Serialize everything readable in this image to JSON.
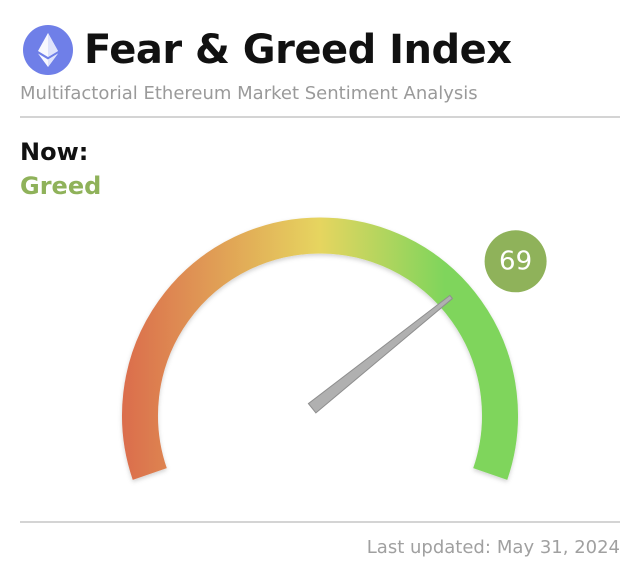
{
  "header": {
    "logo_icon": "ethereum-icon",
    "title": "Fear & Greed Index",
    "subtitle": "Multifactorial Ethereum Market Sentiment Analysis"
  },
  "current": {
    "label": "Now:",
    "sentiment": "Greed",
    "sentiment_color": "#8fb25a",
    "value": 69,
    "value_text": "69",
    "badge_color": "#8fb25a"
  },
  "gauge": {
    "min": 0,
    "max": 100,
    "colors": {
      "fear": "#db6e4d",
      "neutral": "#e6d55f",
      "greed": "#7fd55c",
      "needle": "#b0b0b0"
    }
  },
  "footer": {
    "updated_label": "Last updated:",
    "updated_date": "May 31, 2024"
  }
}
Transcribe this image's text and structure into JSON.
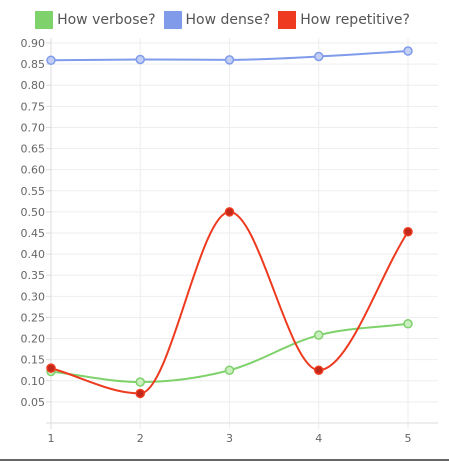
{
  "chart_data": {
    "type": "line",
    "categories": [
      "1",
      "2",
      "3",
      "4",
      "5"
    ],
    "series": [
      {
        "name": "How verbose?",
        "color": "#7fd16b",
        "values": [
          0.122,
          0.097,
          0.125,
          0.208,
          0.235
        ]
      },
      {
        "name": "How dense?",
        "color": "#7f9bea",
        "values": [
          0.859,
          0.861,
          0.86,
          0.868,
          0.881
        ]
      },
      {
        "name": "How repetitive?",
        "color": "#ee3a1f",
        "values": [
          0.13,
          0.07,
          0.5,
          0.125,
          0.453
        ]
      }
    ],
    "yticks": [
      "0.05",
      "0.10",
      "0.15",
      "0.20",
      "0.25",
      "0.30",
      "0.35",
      "0.40",
      "0.45",
      "0.50",
      "0.55",
      "0.60",
      "0.65",
      "0.70",
      "0.75",
      "0.80",
      "0.85",
      "0.90"
    ],
    "ylim": [
      0,
      0.9
    ],
    "grid": true,
    "legend_position": "top"
  }
}
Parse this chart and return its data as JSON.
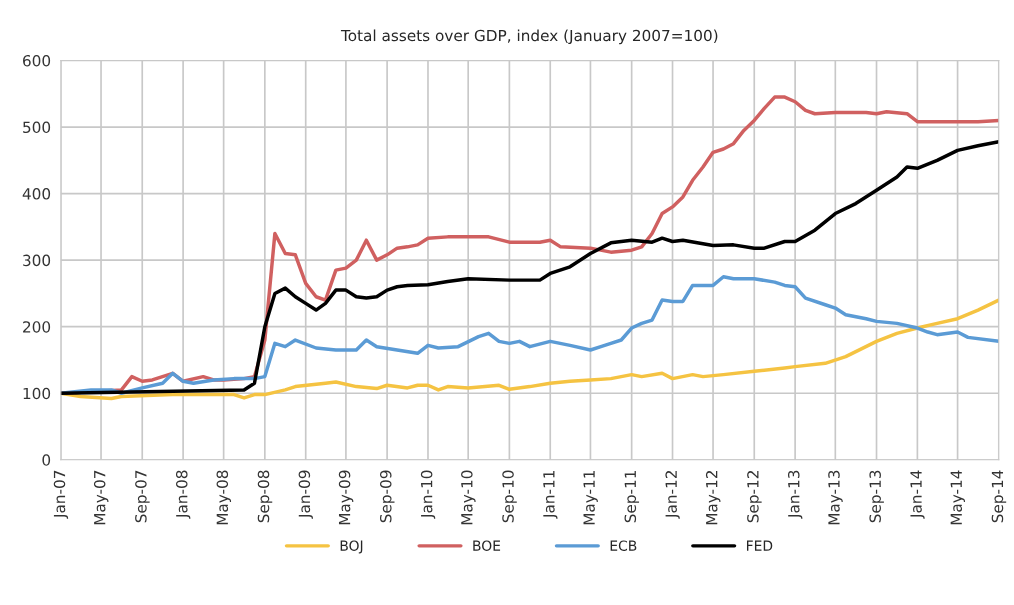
{
  "chart_data": {
    "type": "line",
    "title": "Total assets over GDP, index (January 2007=100)",
    "xlim": [
      "2007-01",
      "2014-09"
    ],
    "ylim": [
      0,
      600
    ],
    "yticks": [
      0,
      100,
      200,
      300,
      400,
      500,
      600
    ],
    "xticks": [
      {
        "value": "2007-01",
        "label": "Jan-07"
      },
      {
        "value": "2007-05",
        "label": "May-07"
      },
      {
        "value": "2007-09",
        "label": "Sep-07"
      },
      {
        "value": "2008-01",
        "label": "Jan-08"
      },
      {
        "value": "2008-05",
        "label": "May-08"
      },
      {
        "value": "2008-09",
        "label": "Sep-08"
      },
      {
        "value": "2009-01",
        "label": "Jan-09"
      },
      {
        "value": "2009-05",
        "label": "May-09"
      },
      {
        "value": "2009-09",
        "label": "Sep-09"
      },
      {
        "value": "2010-01",
        "label": "Jan-10"
      },
      {
        "value": "2010-05",
        "label": "May-10"
      },
      {
        "value": "2010-09",
        "label": "Sep-10"
      },
      {
        "value": "2011-01",
        "label": "Jan-11"
      },
      {
        "value": "2011-05",
        "label": "May-11"
      },
      {
        "value": "2011-09",
        "label": "Sep-11"
      },
      {
        "value": "2012-01",
        "label": "Jan-12"
      },
      {
        "value": "2012-05",
        "label": "May-12"
      },
      {
        "value": "2012-09",
        "label": "Sep-12"
      },
      {
        "value": "2013-01",
        "label": "Jan-13"
      },
      {
        "value": "2013-05",
        "label": "May-13"
      },
      {
        "value": "2013-09",
        "label": "Sep-13"
      },
      {
        "value": "2014-01",
        "label": "Jan-14"
      },
      {
        "value": "2014-05",
        "label": "May-14"
      },
      {
        "value": "2014-09",
        "label": "Sep-14"
      }
    ],
    "grid": true,
    "legend": "bottom",
    "marker": "none",
    "line_style": "solid",
    "series": [
      {
        "name": "BOJ",
        "color": "#f5c342",
        "x": [
          "2007-01",
          "2007-03",
          "2007-06",
          "2007-07",
          "2007-12",
          "2008-06",
          "2008-07",
          "2008-08",
          "2008-09",
          "2008-11",
          "2008-12",
          "2009-03",
          "2009-04",
          "2009-06",
          "2009-08",
          "2009-09",
          "2009-11",
          "2009-12",
          "2010-01",
          "2010-02",
          "2010-03",
          "2010-05",
          "2010-08",
          "2010-09",
          "2010-11",
          "2011-01",
          "2011-03",
          "2011-05",
          "2011-07",
          "2011-08",
          "2011-09",
          "2011-10",
          "2011-12",
          "2012-01",
          "2012-03",
          "2012-04",
          "2012-06",
          "2012-09",
          "2012-12",
          "2013-01",
          "2013-04",
          "2013-06",
          "2013-09",
          "2013-11",
          "2014-01",
          "2014-03",
          "2014-05",
          "2014-07",
          "2014-09"
        ],
        "values": [
          100,
          95,
          92,
          95,
          98,
          98,
          93,
          98,
          98,
          105,
          110,
          115,
          117,
          110,
          107,
          112,
          108,
          112,
          112,
          105,
          110,
          108,
          112,
          106,
          110,
          115,
          118,
          120,
          122,
          125,
          128,
          125,
          130,
          122,
          128,
          125,
          128,
          133,
          138,
          140,
          145,
          155,
          178,
          190,
          198,
          205,
          212,
          225,
          240
        ]
      },
      {
        "name": "BOE",
        "color": "#d06060",
        "x": [
          "2007-01",
          "2007-07",
          "2007-08",
          "2007-09",
          "2007-10",
          "2007-12",
          "2008-01",
          "2008-03",
          "2008-04",
          "2008-05",
          "2008-07",
          "2008-08",
          "2008-09",
          "2008-10",
          "2008-11",
          "2008-12",
          "2009-01",
          "2009-02",
          "2009-03",
          "2009-04",
          "2009-05",
          "2009-06",
          "2009-07",
          "2009-08",
          "2009-09",
          "2009-10",
          "2009-11",
          "2009-12",
          "2010-01",
          "2010-03",
          "2010-05",
          "2010-07",
          "2010-09",
          "2010-12",
          "2011-01",
          "2011-02",
          "2011-05",
          "2011-07",
          "2011-09",
          "2011-10",
          "2011-11",
          "2011-12",
          "2012-01",
          "2012-02",
          "2012-03",
          "2012-04",
          "2012-05",
          "2012-06",
          "2012-07",
          "2012-08",
          "2012-09",
          "2012-10",
          "2012-11",
          "2012-12",
          "2013-01",
          "2013-02",
          "2013-03",
          "2013-05",
          "2013-08",
          "2013-09",
          "2013-10",
          "2013-12",
          "2014-01",
          "2014-03",
          "2014-07",
          "2014-09"
        ],
        "values": [
          100,
          105,
          125,
          118,
          120,
          130,
          118,
          125,
          120,
          120,
          122,
          125,
          180,
          340,
          310,
          308,
          265,
          245,
          240,
          285,
          288,
          300,
          330,
          300,
          308,
          318,
          320,
          323,
          333,
          335,
          335,
          335,
          327,
          327,
          330,
          320,
          318,
          312,
          315,
          320,
          340,
          370,
          380,
          395,
          420,
          440,
          462,
          467,
          475,
          495,
          510,
          528,
          545,
          545,
          538,
          525,
          520,
          522,
          522,
          520,
          523,
          520,
          508,
          508,
          508,
          510
        ]
      },
      {
        "name": "ECB",
        "color": "#5b9bd5",
        "x": [
          "2007-01",
          "2007-04",
          "2007-06",
          "2007-07",
          "2007-09",
          "2007-11",
          "2007-12",
          "2008-01",
          "2008-02",
          "2008-04",
          "2008-06",
          "2008-08",
          "2008-09",
          "2008-10",
          "2008-11",
          "2008-12",
          "2009-02",
          "2009-04",
          "2009-06",
          "2009-07",
          "2009-08",
          "2009-10",
          "2009-12",
          "2010-01",
          "2010-02",
          "2010-04",
          "2010-06",
          "2010-07",
          "2010-08",
          "2010-09",
          "2010-10",
          "2010-11",
          "2011-01",
          "2011-03",
          "2011-05",
          "2011-06",
          "2011-07",
          "2011-08",
          "2011-09",
          "2011-10",
          "2011-11",
          "2011-12",
          "2012-01",
          "2012-02",
          "2012-03",
          "2012-04",
          "2012-05",
          "2012-06",
          "2012-07",
          "2012-09",
          "2012-11",
          "2012-12",
          "2013-01",
          "2013-02",
          "2013-04",
          "2013-05",
          "2013-06",
          "2013-08",
          "2013-09",
          "2013-11",
          "2014-01",
          "2014-02",
          "2014-03",
          "2014-05",
          "2014-06",
          "2014-09"
        ],
        "values": [
          100,
          105,
          105,
          100,
          108,
          115,
          130,
          118,
          115,
          120,
          122,
          122,
          125,
          175,
          170,
          180,
          168,
          165,
          165,
          180,
          170,
          165,
          160,
          172,
          168,
          170,
          185,
          190,
          178,
          175,
          178,
          170,
          178,
          172,
          165,
          170,
          175,
          180,
          198,
          205,
          210,
          240,
          238,
          238,
          262,
          262,
          262,
          275,
          272,
          272,
          267,
          262,
          260,
          243,
          233,
          228,
          218,
          212,
          208,
          205,
          198,
          192,
          188,
          192,
          184,
          178
        ]
      },
      {
        "name": "FED",
        "color": "#000000",
        "x": [
          "2007-01",
          "2008-07",
          "2008-08",
          "2008-09",
          "2008-10",
          "2008-11",
          "2008-12",
          "2009-01",
          "2009-02",
          "2009-03",
          "2009-04",
          "2009-05",
          "2009-06",
          "2009-07",
          "2009-08",
          "2009-09",
          "2009-10",
          "2009-11",
          "2010-01",
          "2010-03",
          "2010-05",
          "2010-09",
          "2010-12",
          "2011-01",
          "2011-03",
          "2011-05",
          "2011-07",
          "2011-09",
          "2011-11",
          "2011-12",
          "2012-01",
          "2012-02",
          "2012-05",
          "2012-07",
          "2012-09",
          "2012-10",
          "2012-12",
          "2013-01",
          "2013-03",
          "2013-05",
          "2013-07",
          "2013-09",
          "2013-11",
          "2013-12",
          "2014-01",
          "2014-03",
          "2014-05",
          "2014-07",
          "2014-09"
        ],
        "values": [
          100,
          105,
          115,
          200,
          250,
          258,
          245,
          235,
          225,
          235,
          255,
          255,
          245,
          243,
          245,
          255,
          260,
          262,
          263,
          268,
          272,
          270,
          270,
          280,
          290,
          310,
          326,
          330,
          327,
          333,
          328,
          330,
          322,
          323,
          318,
          318,
          328,
          328,
          345,
          370,
          385,
          405,
          425,
          440,
          438,
          450,
          465,
          472,
          478
        ]
      }
    ]
  }
}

== Work required ==
Work out how many lines of the listing above include the word "image". Report only the number.

== Exercise result ==
2